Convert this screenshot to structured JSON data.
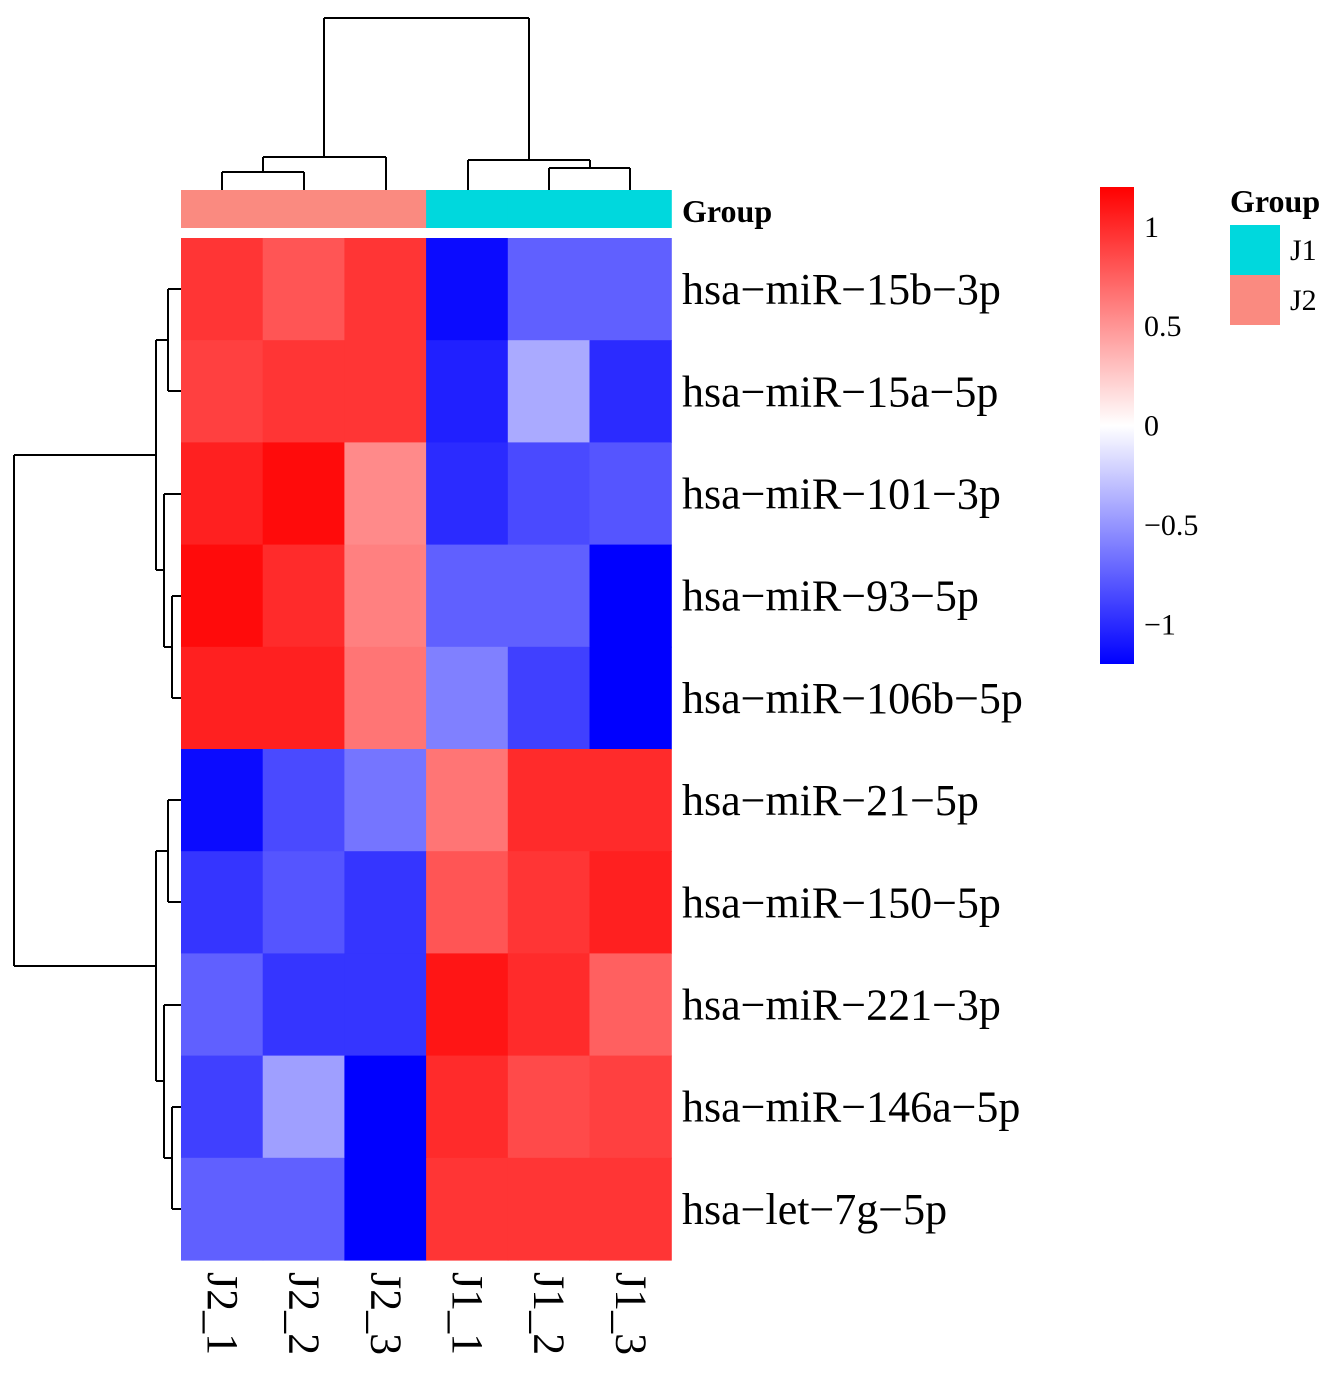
{
  "chart_data": {
    "type": "heatmap",
    "rows": [
      "hsa−miR−15b−3p",
      "hsa−miR−15a−5p",
      "hsa−miR−101−3p",
      "hsa−miR−93−5p",
      "hsa−miR−106b−5p",
      "hsa−miR−21−5p",
      "hsa−miR−150−5p",
      "hsa−miR−221−3p",
      "hsa−miR−146a−5p",
      "hsa−let−7g−5p"
    ],
    "columns": [
      "J2_1",
      "J2_2",
      "J2_3",
      "J1_1",
      "J1_2",
      "J1_3"
    ],
    "column_groups": [
      "J2",
      "J2",
      "J2",
      "J1",
      "J1",
      "J1"
    ],
    "values": [
      [
        0.95,
        0.8,
        0.95,
        -1.15,
        -0.75,
        -0.75
      ],
      [
        0.9,
        0.95,
        0.95,
        -1.05,
        -0.4,
        -1.0
      ],
      [
        1.05,
        1.15,
        0.55,
        -1.0,
        -0.85,
        -0.8
      ],
      [
        1.15,
        1.0,
        0.6,
        -0.75,
        -0.75,
        -1.2
      ],
      [
        1.05,
        1.05,
        0.65,
        -0.6,
        -0.9,
        -1.2
      ],
      [
        -1.15,
        -0.85,
        -0.65,
        0.65,
        1.0,
        1.0
      ],
      [
        -0.95,
        -0.8,
        -0.95,
        0.8,
        0.95,
        1.05
      ],
      [
        -0.75,
        -0.95,
        -0.95,
        1.1,
        1.0,
        0.75
      ],
      [
        -0.9,
        -0.45,
        -1.2,
        1.0,
        0.85,
        0.9
      ],
      [
        -0.75,
        -0.75,
        -1.2,
        0.95,
        0.95,
        0.95
      ]
    ],
    "color_scale": {
      "min": -1.2,
      "mid": 0,
      "max": 1.2,
      "low_color": "#0000ff",
      "mid_color": "#ffffff",
      "high_color": "#ff0000",
      "ticks": [
        {
          "value": 1,
          "label": "1"
        },
        {
          "value": 0.5,
          "label": "0.5"
        },
        {
          "value": 0,
          "label": "0"
        },
        {
          "value": -0.5,
          "label": "−0.5"
        },
        {
          "value": -1,
          "label": "−1"
        }
      ]
    },
    "annotation": {
      "title": "Group",
      "legend_title": "Group",
      "legend": [
        {
          "label": "J1",
          "color": "#00d8dd"
        },
        {
          "label": "J2",
          "color": "#fa8a80"
        }
      ]
    }
  }
}
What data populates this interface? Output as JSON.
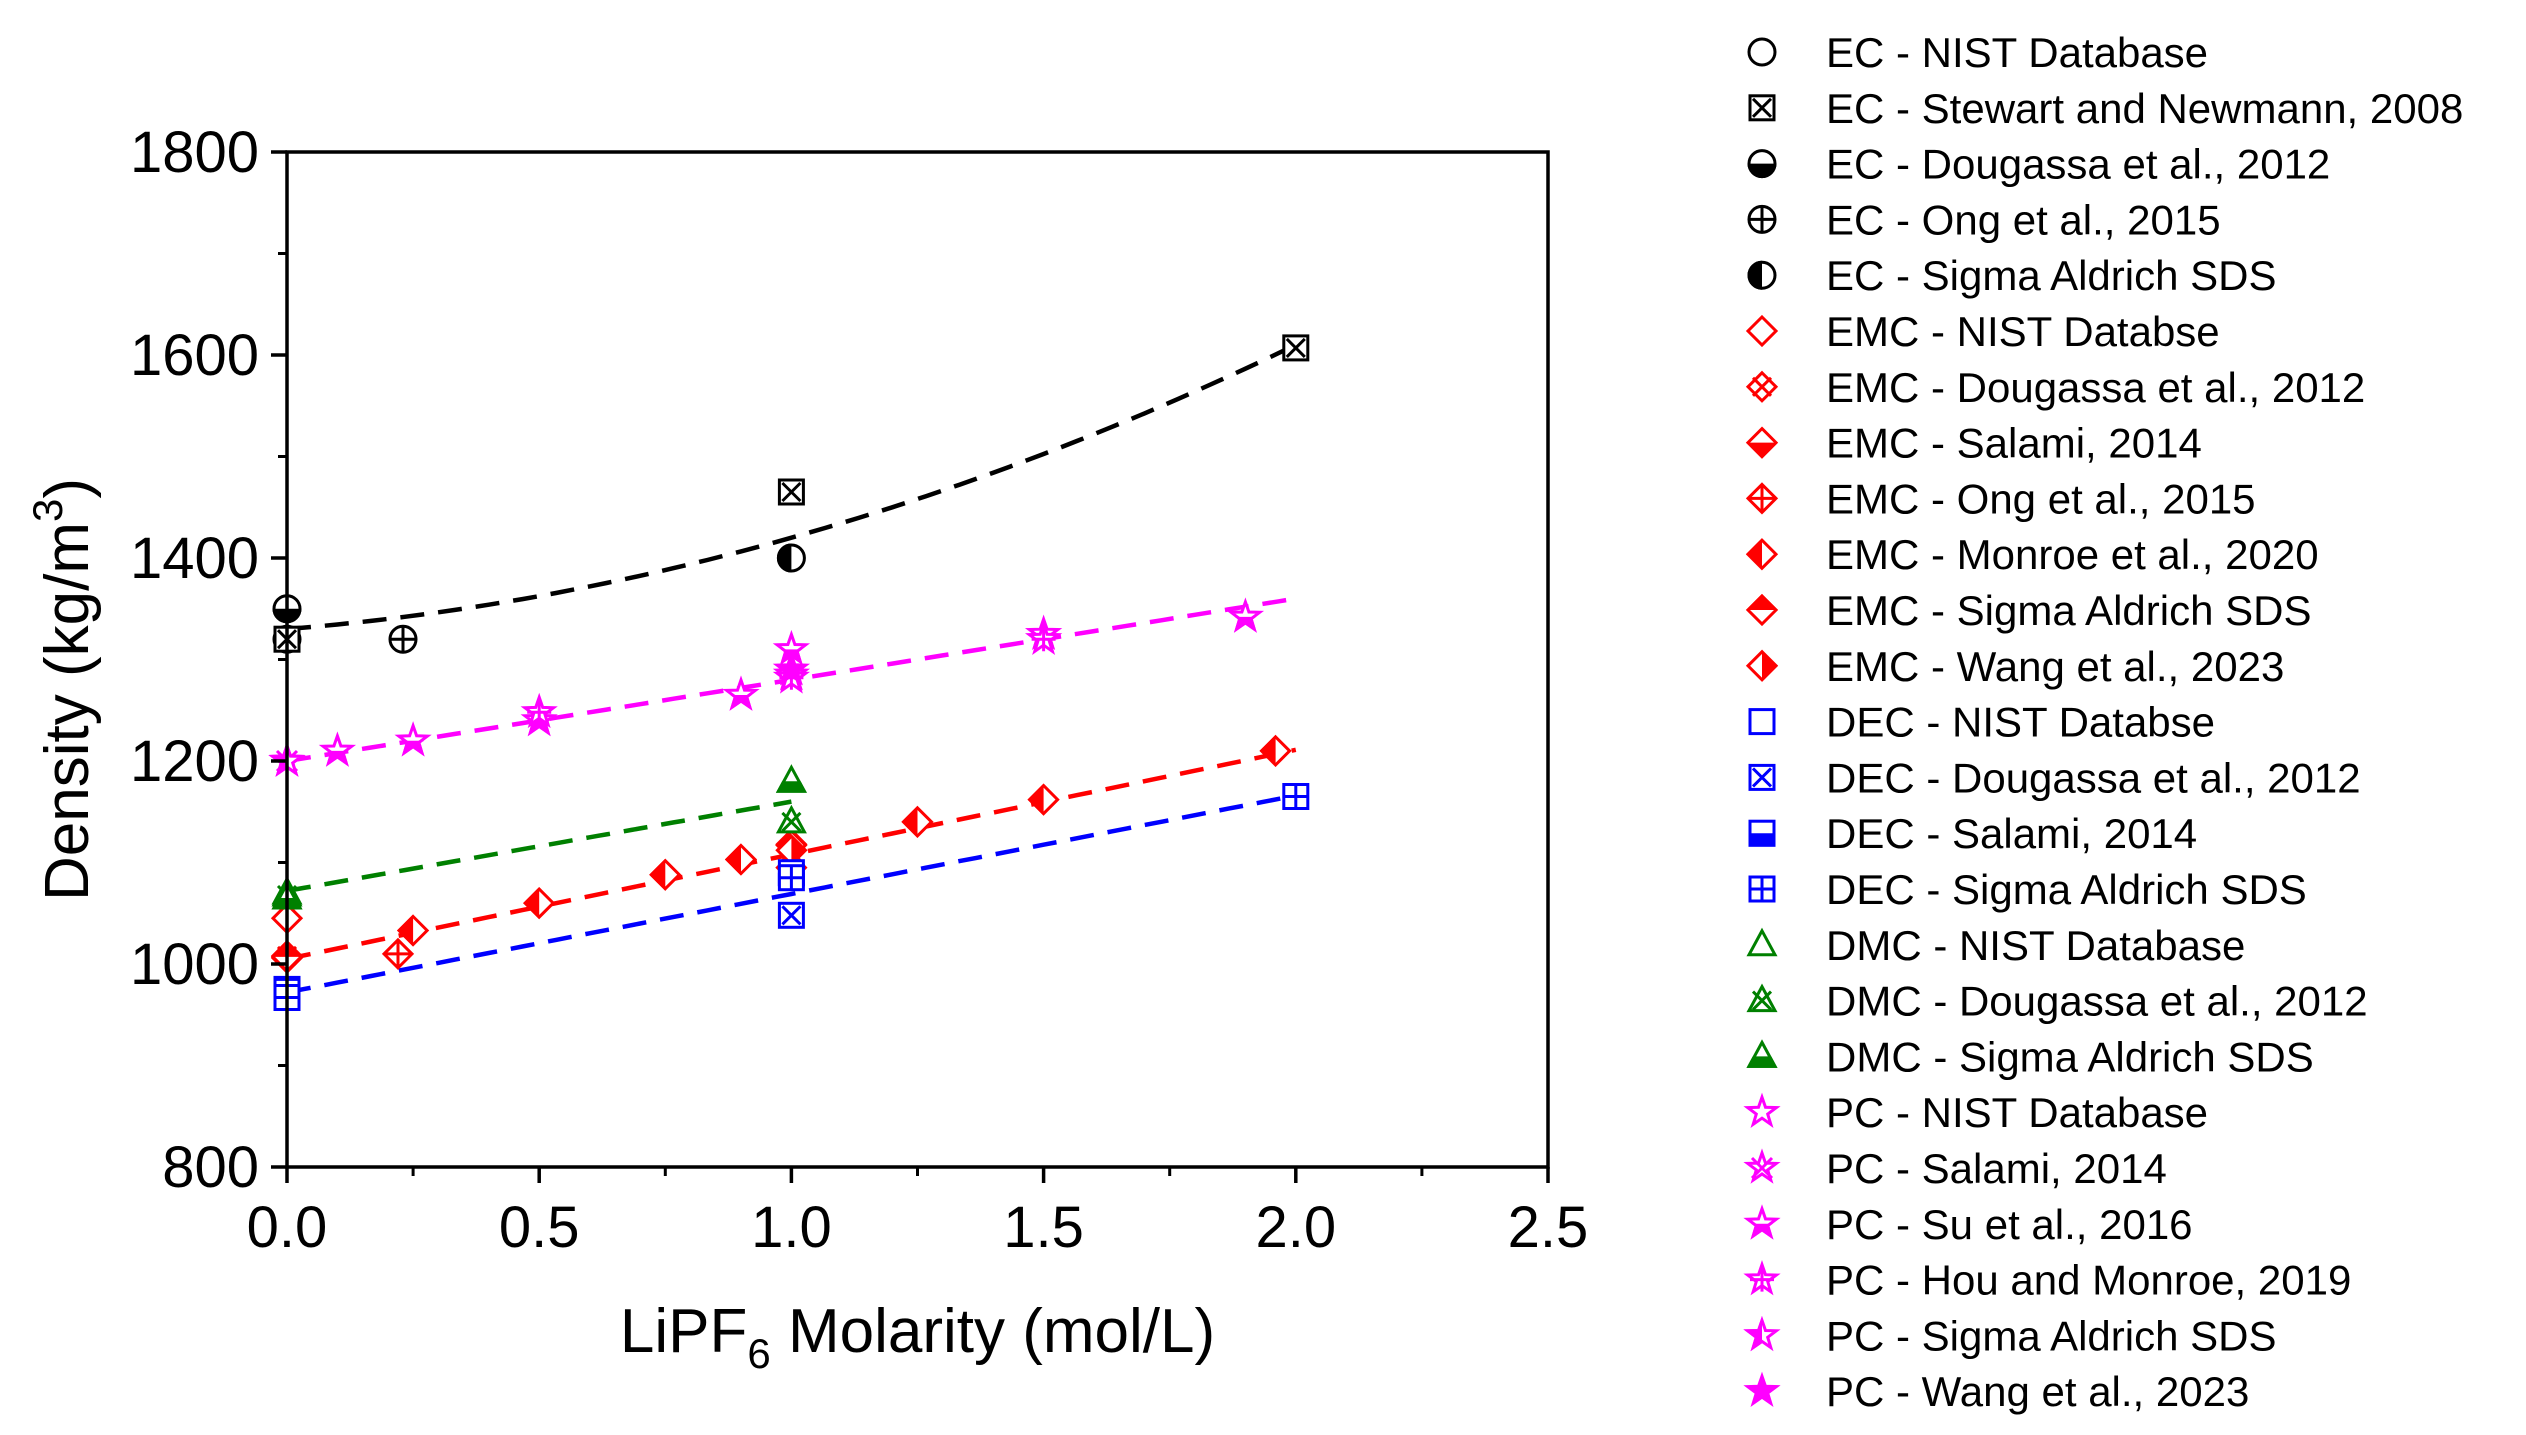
{
  "chart_data": {
    "type": "scatter",
    "title": "",
    "xlabel": {
      "pre": "LiPF",
      "sub": "6",
      "post": " Molarity (mol/L)"
    },
    "ylabel": {
      "pre": "Density (kg/m",
      "sup": "3",
      "post": ")"
    },
    "xlim": [
      0,
      2.5
    ],
    "ylim": [
      800,
      1800
    ],
    "xticks": [
      "0.0",
      "0.5",
      "1.0",
      "1.5",
      "2.0",
      "2.5"
    ],
    "xtick_values": [
      0,
      0.5,
      1.0,
      1.5,
      2.0,
      2.5
    ],
    "yticks": [
      "800",
      "1000",
      "1200",
      "1400",
      "1600",
      "1800"
    ],
    "ytick_values": [
      800,
      1000,
      1200,
      1400,
      1600,
      1800
    ],
    "grid": false,
    "legend_position": "right, outside plot",
    "colors": {
      "EC": "#000000",
      "EMC": "#ff0000",
      "DEC": "#0000ff",
      "DMC": "#008000",
      "PC": "#ff00ff"
    },
    "fits": [
      {
        "name": "EC fit",
        "color": "#000000",
        "coef": [
          1330,
          40,
          50
        ],
        "x_range": [
          0,
          2.0
        ]
      },
      {
        "name": "PC fit",
        "color": "#ff00ff",
        "coef": [
          1200,
          80
        ],
        "x_range": [
          0,
          2.0
        ]
      },
      {
        "name": "DMC fit",
        "color": "#008000",
        "coef": [
          1072,
          88
        ],
        "x_range": [
          0,
          1.0
        ]
      },
      {
        "name": "EMC fit",
        "color": "#ff0000",
        "coef": [
          1005,
          103
        ],
        "x_range": [
          0,
          2.0
        ]
      },
      {
        "name": "DEC fit",
        "color": "#0000ff",
        "coef": [
          972,
          97
        ],
        "x_range": [
          0,
          2.0
        ]
      }
    ],
    "series": [
      {
        "name": "EC - NIST Database",
        "color": "#000000",
        "marker": "circle-open",
        "points": [
          [
            0,
            1320
          ]
        ]
      },
      {
        "name": "EC - Stewart and Newmann, 2008",
        "color": "#000000",
        "marker": "square-x",
        "points": [
          [
            0,
            1320
          ],
          [
            1.0,
            1465
          ],
          [
            2.0,
            1607
          ]
        ]
      },
      {
        "name": "EC - Dougassa et al., 2012",
        "color": "#000000",
        "marker": "circle-bottom-half",
        "points": [
          [
            0,
            1350
          ]
        ]
      },
      {
        "name": "EC - Ong et al., 2015",
        "color": "#000000",
        "marker": "circle-plus",
        "points": [
          [
            0.23,
            1320
          ]
        ]
      },
      {
        "name": "EC - Sigma Aldrich SDS",
        "color": "#000000",
        "marker": "circle-left-half",
        "points": [
          [
            1.0,
            1400
          ]
        ]
      },
      {
        "name": "EMC - NIST Databse",
        "color": "#ff0000",
        "marker": "diamond-open",
        "points": [
          [
            0,
            1045
          ]
        ]
      },
      {
        "name": "EMC - Dougassa et al., 2012",
        "color": "#ff0000",
        "marker": "diamond-x",
        "points": [
          [
            0,
            1008
          ],
          [
            1.0,
            1095
          ]
        ]
      },
      {
        "name": "EMC - Salami, 2014",
        "color": "#ff0000",
        "marker": "diamond-bottom-half",
        "points": [
          [
            0,
            1006
          ],
          [
            1.0,
            1118
          ]
        ]
      },
      {
        "name": "EMC - Ong et al., 2015",
        "color": "#ff0000",
        "marker": "diamond-plus",
        "points": [
          [
            0.22,
            1010
          ]
        ]
      },
      {
        "name": "EMC - Monroe et al., 2020",
        "color": "#ff0000",
        "marker": "diamond-left-half",
        "points": [
          [
            0.25,
            1033
          ],
          [
            0.5,
            1060
          ],
          [
            0.75,
            1088
          ],
          [
            0.9,
            1103
          ],
          [
            1.0,
            1117
          ],
          [
            1.25,
            1140
          ],
          [
            1.5,
            1162
          ],
          [
            1.96,
            1210
          ]
        ]
      },
      {
        "name": "EMC - Sigma Aldrich SDS",
        "color": "#ff0000",
        "marker": "diamond-top-half",
        "points": [
          [
            0,
            1007
          ]
        ]
      },
      {
        "name": "EMC - Wang et al., 2023",
        "color": "#ff0000",
        "marker": "diamond-right-half",
        "points": [
          [
            1.0,
            1112
          ]
        ]
      },
      {
        "name": "DEC - NIST Databse",
        "color": "#0000ff",
        "marker": "square-open",
        "points": [
          [
            0,
            975
          ]
        ]
      },
      {
        "name": "DEC - Dougassa et al., 2012",
        "color": "#0000ff",
        "marker": "square-x",
        "points": [
          [
            0,
            970
          ],
          [
            1.0,
            1048
          ]
        ]
      },
      {
        "name": "DEC - Salami, 2014",
        "color": "#0000ff",
        "marker": "square-bottom-half",
        "points": [
          [
            0,
            973
          ],
          [
            1.0,
            1090
          ]
        ]
      },
      {
        "name": "DEC - Sigma Aldrich SDS",
        "color": "#0000ff",
        "marker": "square-plus",
        "points": [
          [
            0,
            967
          ],
          [
            1.0,
            1085
          ],
          [
            2.0,
            1165
          ]
        ]
      },
      {
        "name": "DMC - NIST Database",
        "color": "#008000",
        "marker": "triangle-open",
        "points": [
          [
            0,
            1070
          ]
        ]
      },
      {
        "name": "DMC - Dougassa et al., 2012",
        "color": "#008000",
        "marker": "triangle-x",
        "points": [
          [
            0,
            1068
          ],
          [
            1.0,
            1140
          ]
        ]
      },
      {
        "name": "DMC - Sigma Aldrich SDS",
        "color": "#008000",
        "marker": "triangle-bottom-half",
        "points": [
          [
            0,
            1065
          ],
          [
            1.0,
            1180
          ]
        ]
      },
      {
        "name": "PC - NIST Database",
        "color": "#ff00ff",
        "marker": "star-open",
        "points": [
          [
            0,
            1200
          ]
        ]
      },
      {
        "name": "PC - Salami, 2014",
        "color": "#ff00ff",
        "marker": "star-x",
        "points": [
          [
            0,
            1200
          ],
          [
            1.0,
            1285
          ]
        ]
      },
      {
        "name": "PC - Su et al., 2016",
        "color": "#ff00ff",
        "marker": "star-bottom-half",
        "points": [
          [
            0.1,
            1210
          ],
          [
            0.25,
            1220
          ],
          [
            0.5,
            1240
          ],
          [
            0.9,
            1265
          ],
          [
            1.0,
            1310
          ],
          [
            1.5,
            1325
          ],
          [
            1.9,
            1342
          ]
        ]
      },
      {
        "name": "PC - Hou and Monroe, 2019",
        "color": "#ff00ff",
        "marker": "star-plus",
        "points": [
          [
            0.5,
            1248
          ],
          [
            1.0,
            1282
          ],
          [
            1.5,
            1320
          ]
        ]
      },
      {
        "name": "PC - Sigma Aldrich SDS",
        "color": "#ff00ff",
        "marker": "star-left-half",
        "points": [
          [
            0,
            1200
          ]
        ]
      },
      {
        "name": "PC - Wang et al., 2023",
        "color": "#ff00ff",
        "marker": "star-filled",
        "points": [
          [
            1.0,
            1290
          ]
        ]
      }
    ]
  }
}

════════════════

What the task requires. Report only the number of lines in the records that include the word "Database".

Task result. 3